Every record should be repeated exactly, except that pictures are left out.
★ ★ ★ ★
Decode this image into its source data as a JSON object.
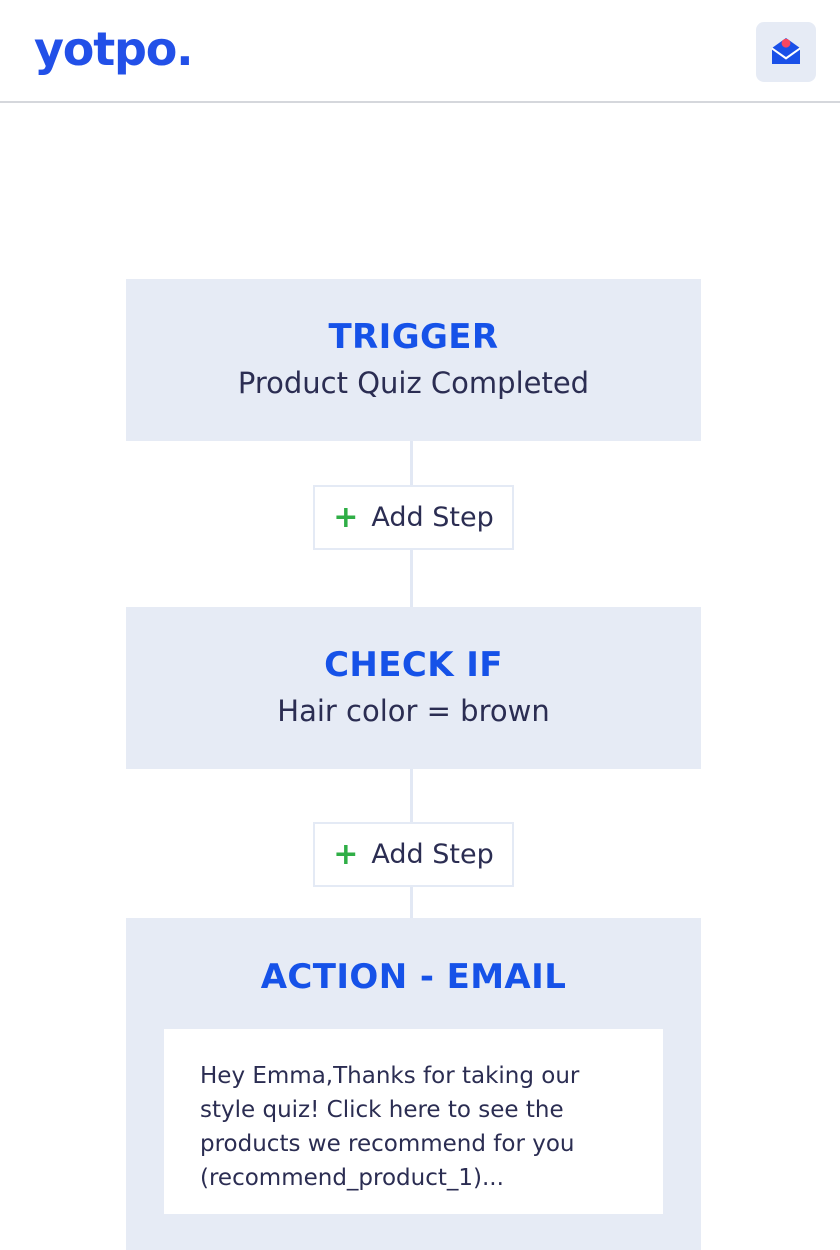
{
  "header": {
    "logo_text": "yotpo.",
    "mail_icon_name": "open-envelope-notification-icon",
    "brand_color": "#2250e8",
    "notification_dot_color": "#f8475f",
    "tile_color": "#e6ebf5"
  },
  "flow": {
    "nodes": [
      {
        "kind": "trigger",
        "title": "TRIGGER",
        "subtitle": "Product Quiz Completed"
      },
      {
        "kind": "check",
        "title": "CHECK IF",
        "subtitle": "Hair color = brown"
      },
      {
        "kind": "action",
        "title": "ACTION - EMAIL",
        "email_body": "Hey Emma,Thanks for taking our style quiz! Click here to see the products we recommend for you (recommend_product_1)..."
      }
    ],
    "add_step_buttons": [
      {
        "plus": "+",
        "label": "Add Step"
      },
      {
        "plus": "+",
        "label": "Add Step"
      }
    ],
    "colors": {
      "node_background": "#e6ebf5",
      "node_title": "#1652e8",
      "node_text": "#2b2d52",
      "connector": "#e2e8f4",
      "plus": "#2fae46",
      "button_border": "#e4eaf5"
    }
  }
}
★ ★ ★ ★
## Response to this task
Decode this image into its source data as a JSON object.
{
  "header": {
    "logo_text": "yotpo.",
    "mail_icon_name": "open-envelope-notification-icon",
    "brand_color": "#2250e8",
    "notification_dot_color": "#f8475f",
    "tile_color": "#e6ebf5"
  },
  "flow": {
    "nodes": [
      {
        "kind": "trigger",
        "title": "TRIGGER",
        "subtitle": "Product Quiz Completed"
      },
      {
        "kind": "check",
        "title": "CHECK IF",
        "subtitle": "Hair color = brown"
      },
      {
        "kind": "action",
        "title": "ACTION - EMAIL",
        "email_body": "Hey Emma,Thanks for taking our style quiz! Click here to see the products we recommend for you (recommend_product_1)..."
      }
    ],
    "add_step_buttons": [
      {
        "plus": "+",
        "label": "Add Step"
      },
      {
        "plus": "+",
        "label": "Add Step"
      }
    ],
    "colors": {
      "node_background": "#e6ebf5",
      "node_title": "#1652e8",
      "node_text": "#2b2d52",
      "connector": "#e2e8f4",
      "plus": "#2fae46",
      "button_border": "#e4eaf5"
    }
  }
}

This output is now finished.